:: Given problem ::
Go through the material and pull out every line with the string "measure" in it.
--- Given records ---
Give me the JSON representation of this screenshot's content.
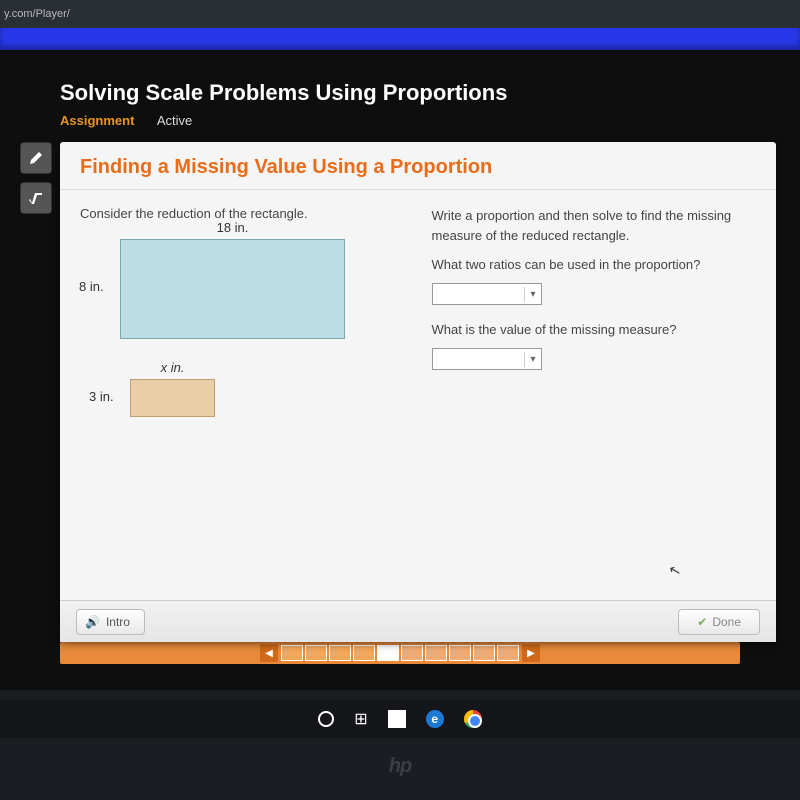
{
  "url": "y.com/Player/",
  "lesson_title": "Solving Scale Problems Using Proportions",
  "assignment_label": "Assignment",
  "status": "Active",
  "card_title": "Finding a Missing Value Using a Proportion",
  "left_prompt": "Consider the reduction of the rectangle.",
  "big_rect": {
    "width_label": "18 in.",
    "height_label": "8 in.",
    "fill": "#bcdde6"
  },
  "small_rect": {
    "width_label": "x in.",
    "height_label": "3 in.",
    "fill": "#e8cfa8"
  },
  "right_intro": "Write a proportion and then solve to find the missing measure of the reduced rectangle.",
  "q1": "What two ratios can be used in the proportion?",
  "q2": "What is the value of the missing measure?",
  "intro_btn": "Intro",
  "done_btn": "Done",
  "progress": {
    "total": 10,
    "done": 4,
    "current": 5
  },
  "colors": {
    "accent_orange": "#e86c1a",
    "assignment_orange": "#e89522",
    "progress_bar": "#e88a3a"
  }
}
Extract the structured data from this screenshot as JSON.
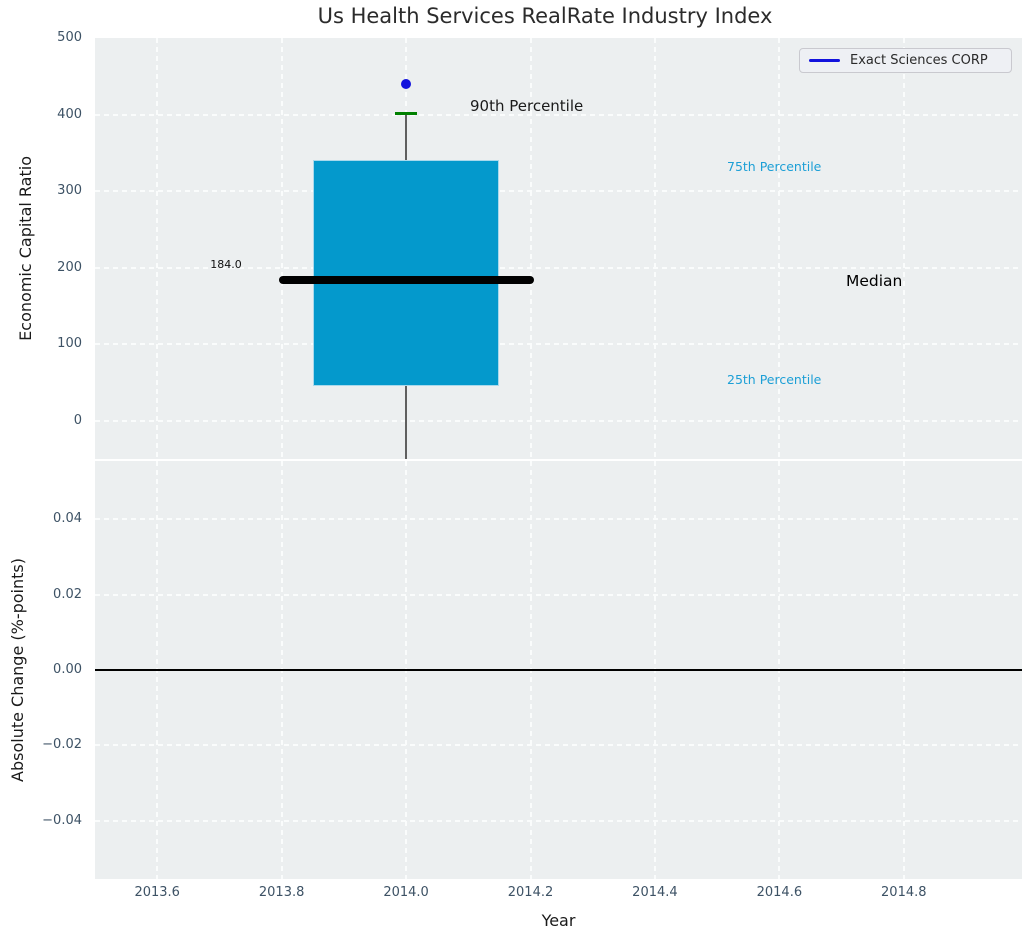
{
  "title": "Us Health Services RealRate Industry Index",
  "legend": {
    "label": "Exact Sciences CORP"
  },
  "annotations": {
    "median_value": "184.0",
    "p90": "90th Percentile",
    "p75": "75th Percentile",
    "median": "Median",
    "p25": "25th Percentile"
  },
  "colors": {
    "box_fill": "#0499cc",
    "box_edge": "#a9d9ec",
    "median_line": "#000000",
    "p90_cap": "#008000",
    "whisker": "#5f5f5f",
    "company_point": "#1212dd",
    "legend_line": "#1212dd",
    "percentile_label": "#1c9fd6",
    "zero_line": "#000000",
    "axes_background": "#eceff0",
    "grid": "#fafcfc",
    "tick_label": "#3d5265",
    "text": "#1a1a1a"
  },
  "chart_data": {
    "type": "box",
    "title": "Us Health Services RealRate Industry Index",
    "xlabel": "Year",
    "xlim": [
      2013.5,
      2014.99
    ],
    "xticks": [
      {
        "v": 2013.6,
        "label": "2013.6"
      },
      {
        "v": 2013.8,
        "label": "2013.8"
      },
      {
        "v": 2014.0,
        "label": "2014.0"
      },
      {
        "v": 2014.2,
        "label": "2014.2"
      },
      {
        "v": 2014.4,
        "label": "2014.4"
      },
      {
        "v": 2014.6,
        "label": "2014.6"
      },
      {
        "v": 2014.8,
        "label": "2014.8"
      }
    ],
    "grid": "white dashed on light gray background",
    "legend_position": "upper right",
    "panels": [
      {
        "name": "economic-capital-ratio",
        "ylabel": "Economic Capital Ratio",
        "ylim": [
          -50,
          500
        ],
        "yticks": [
          {
            "v": 0,
            "label": "0"
          },
          {
            "v": 100,
            "label": "100"
          },
          {
            "v": 200,
            "label": "200"
          },
          {
            "v": 300,
            "label": "300"
          },
          {
            "v": 400,
            "label": "400"
          },
          {
            "v": 500,
            "label": "500"
          }
        ],
        "box": {
          "x": 2014.0,
          "box_width": 0.3,
          "q1": 45,
          "median": 184,
          "q3": 340,
          "p90": 401,
          "median_line_width": 0.41,
          "median_label": "184.0",
          "whisker_clipped_below_axis": true
        },
        "series": [
          {
            "name": "Exact Sciences CORP",
            "x": 2014.0,
            "y": 440,
            "marker": "circle"
          }
        ]
      },
      {
        "name": "absolute-change",
        "ylabel": "Absolute Change (%-points)",
        "ylim": [
          -0.0555,
          0.0555
        ],
        "yticks": [
          {
            "v": 0.04,
            "label": "0.04"
          },
          {
            "v": 0.02,
            "label": "0.02"
          },
          {
            "v": 0.0,
            "label": "0.00"
          },
          {
            "v": -0.02,
            "label": "−0.02"
          },
          {
            "v": -0.04,
            "label": "−0.04"
          }
        ],
        "zero_line": 0.0,
        "series": []
      }
    ]
  }
}
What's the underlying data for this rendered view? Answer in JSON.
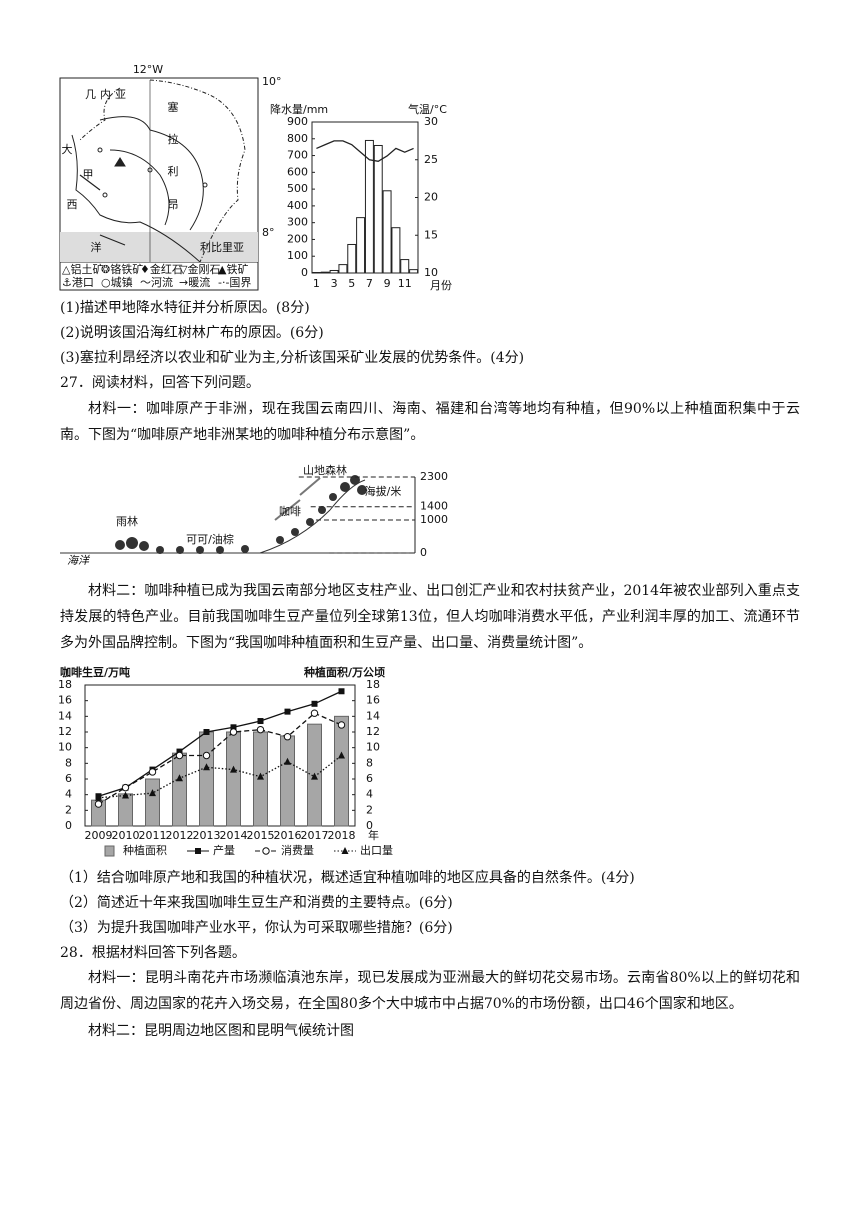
{
  "map": {
    "longitude": "12°W",
    "lat_north": "10°",
    "lat_south": "8°",
    "guinea": "几内亚",
    "country": [
      "塞",
      "拉",
      "利",
      "昂"
    ],
    "ocean": [
      "大",
      "西",
      "洋"
    ],
    "jia": "甲",
    "liberia": "利比里亚",
    "legend": [
      "△铝土矿",
      "❂铬铁矿",
      "♦金红石",
      "▽金刚石",
      "▲铁矿",
      "⚓港口",
      "○城镇",
      "～河流",
      "→暖流",
      "-·-国界"
    ]
  },
  "climate_chart": {
    "type": "bar-line",
    "ylabel": "降水量/mm",
    "y2label": "气温/°C",
    "xlabel": "月份",
    "categories": [
      1,
      null,
      3,
      null,
      5,
      null,
      7,
      null,
      9,
      null,
      11,
      null
    ],
    "series": [
      {
        "name": "降水量",
        "type": "bar",
        "values": [
          3,
          5,
          15,
          50,
          170,
          330,
          790,
          760,
          490,
          270,
          80,
          20
        ]
      },
      {
        "name": "气温",
        "type": "line",
        "axis": "y2",
        "values": [
          26.5,
          27,
          27.5,
          27.5,
          27,
          26,
          25,
          24.8,
          25.5,
          26.5,
          26,
          26.5
        ]
      }
    ],
    "ylim": [
      0,
      900
    ],
    "yticks": [
      0,
      100,
      200,
      300,
      400,
      500,
      600,
      700,
      800,
      900
    ],
    "y2lim": [
      10,
      30
    ],
    "y2ticks": [
      10,
      15,
      20,
      25,
      30
    ]
  },
  "q26_questions": [
    "(1)描述甲地降水特征并分析原因。(8分)",
    "(2)说明该国沿海红树林广布的原因。(6分)",
    "(3)塞拉利昂经济以农业和矿业为主,分析该国采矿业发展的优势条件。(4分)"
  ],
  "q27": {
    "title": "27．阅读材料，回答下列问题。",
    "material1": "材料一：咖啡原产于非洲，现在我国云南四川、海南、福建和台湾等地均有种植，但90%以上种植面积集中于云南。下图为“咖啡原产地非洲某地的咖啡种植分布示意图”。",
    "material2": "材料二：咖啡种植已成为我国云南部分地区支柱产业、出口创汇产业和农村扶贫产业，2014年被农业部列入重点支持发展的特色产业。目前我国咖啡生豆产量位列全球第13位，但人均咖啡消费水平低，产业利润丰厚的加工、流通环节多为外国品牌控制。下图为“我国咖啡种植面积和生豆产量、出口量、消费量统计图”。",
    "questions": [
      "（1）结合咖啡原产地和我国的种植状况，概述适宜种植咖啡的地区应具备的自然条件。(4分)",
      "（2）简述近十年来我国咖啡生豆生产和消费的主要特点。(6分)",
      "（3）为提升我国咖啡产业水平，你认为可采取哪些措施？(6分)"
    ]
  },
  "coffee_diagram": {
    "forest": "山地森林",
    "altitude": "海拔/米",
    "coffee": "咖啡",
    "cocoa": "可可/油棕",
    "rainforest": "雨林",
    "ocean": "海洋",
    "levels": [
      2300,
      1400,
      1000,
      0
    ]
  },
  "coffee_chart": {
    "type": "bar-line",
    "ylabel": "咖啡生豆/万吨",
    "y2label": "种植面积/万公顷",
    "xunit": "年",
    "categories": [
      "2009",
      "2010",
      "2011",
      "2012",
      "2013",
      "2014",
      "2015",
      "2016",
      "2017",
      "2018"
    ],
    "series": [
      {
        "name": "种植面积",
        "type": "bar",
        "axis": "y2",
        "color": "#a6a6a6",
        "values": [
          3.3,
          4.1,
          6,
          9.3,
          12,
          12,
          12,
          11.5,
          13,
          14
        ]
      },
      {
        "name": "产量",
        "type": "line",
        "marker": "square",
        "values": [
          3.8,
          4.9,
          7.2,
          9.5,
          12,
          12.6,
          13.4,
          14.6,
          15.6,
          17.2
        ]
      },
      {
        "name": "消费量",
        "type": "line",
        "marker": "circle",
        "dash": "dashed",
        "values": [
          2.8,
          4.9,
          6.9,
          9,
          9,
          12,
          12.3,
          11.4,
          14.4,
          12.9
        ]
      },
      {
        "name": "出口量",
        "type": "line",
        "marker": "triangle",
        "dash": "dotted",
        "values": [
          3.6,
          3.9,
          4.2,
          6.1,
          7.5,
          7.2,
          6.3,
          8.2,
          6.3,
          9
        ]
      }
    ],
    "ylim": [
      0,
      18
    ],
    "yticks": [
      0,
      2,
      4,
      6,
      8,
      10,
      12,
      14,
      16,
      18
    ],
    "y2lim": [
      0,
      18
    ],
    "y2ticks": [
      0,
      2,
      4,
      6,
      8,
      10,
      12,
      14,
      16,
      18
    ]
  },
  "q28": {
    "title": "28．根据材料回答下列各题。",
    "material1": "材料一：昆明斗南花卉市场濒临滇池东岸，现已发展成为亚洲最大的鲜切花交易市场。云南省80%以上的鲜切花和周边省份、周边国家的花卉入场交易，在全国80多个大中城市中占据70%的市场份额，出口46个国家和地区。",
    "material2": "材料二：昆明周边地区图和昆明气候统计图"
  }
}
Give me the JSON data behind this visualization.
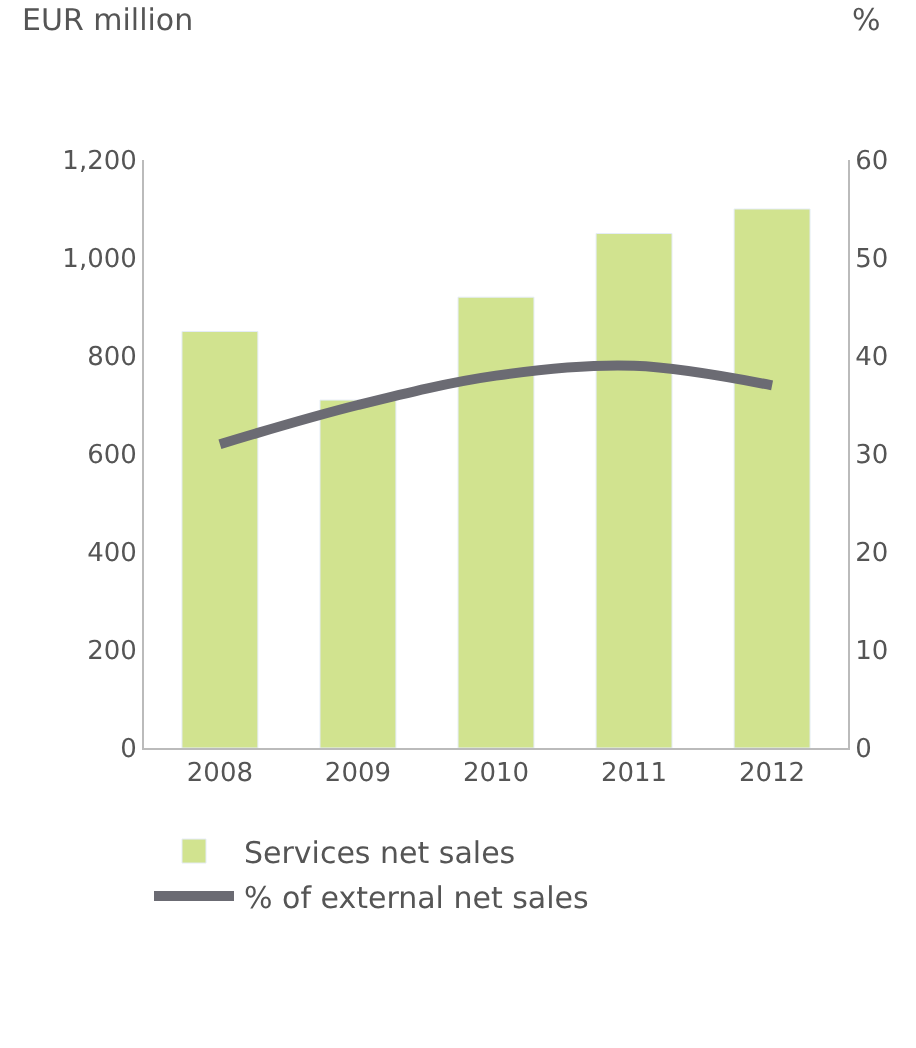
{
  "chart_data": {
    "type": "bar",
    "ylabel": "EUR million",
    "y2label": "%",
    "categories": [
      "2008",
      "2009",
      "2010",
      "2011",
      "2012"
    ],
    "series": [
      {
        "name": "Services net sales",
        "color": "#d1e38f",
        "values": [
          850,
          710,
          920,
          1050,
          1100
        ]
      },
      {
        "name": "% of external net sales",
        "color": "#6b6b73",
        "type": "line",
        "axis": "y2",
        "values": [
          31,
          35,
          38,
          39,
          37
        ]
      }
    ],
    "ylim": [
      0,
      1200
    ],
    "yticks": [
      0,
      200,
      400,
      600,
      800,
      {
        "value": 1000,
        "label": "1,000"
      },
      {
        "value": 1200,
        "label": "1,200"
      }
    ],
    "y2lim": [
      0,
      60
    ],
    "y2ticks": [
      0,
      10,
      20,
      30,
      40,
      50,
      60
    ],
    "legend": "bottom",
    "marker": "none"
  }
}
---
:: Response below ::
  "right_intro": "Write a proportion and then solve to find the missing measure of the reduced rectangle.",
  "q2": "What is the value of the missing measure?",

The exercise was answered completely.